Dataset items
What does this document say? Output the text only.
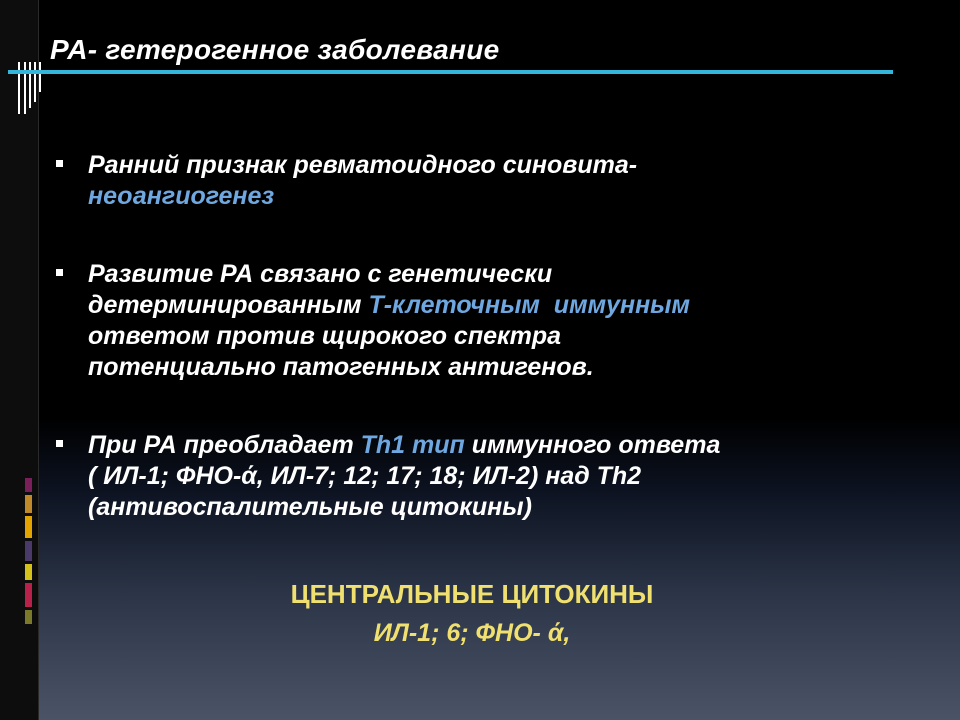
РА- гетерогенное заболевание
Ранний признак ревматоидного синовита-
неоангиогенез
Развитие РА связано с генетически
детерминированным Т-клеточным  иммунным
ответом против щирокого спектра
потенциально патогенных антигенов.
При РА преобладает Th1 тип иммунного ответа
( ИЛ-1; ФНО-ά, ИЛ-7; 12; 17; 18; ИЛ-2) над Th2
(антивоспалительные цитокины)
ЦЕНТРАЛЬНЫЕ ЦИТОКИНЫ
ИЛ-1; 6; ФНО- ά,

**Job:** Write out the full set of lines verbatim, without the pictures.

**Answer for the task:**
What does this document say? Output the text only.
РА- гетерогенное заболевание
Ранний признак ревматоидного синовита-
неоангиогенез
Развитие РА связано с генетически
детерминированным Т-клеточным  иммунным
ответом против щирокого спектра
потенциально патогенных антигенов.
При РА преобладает Th1 тип иммунного ответа
( ИЛ-1; ФНО-ά, ИЛ-7; 12; 17; 18; ИЛ-2) над Th2
(антивоспалительные цитокины)
ЦЕНТРАЛЬНЫЕ ЦИТОКИНЫ
ИЛ-1; 6; ФНО- ά,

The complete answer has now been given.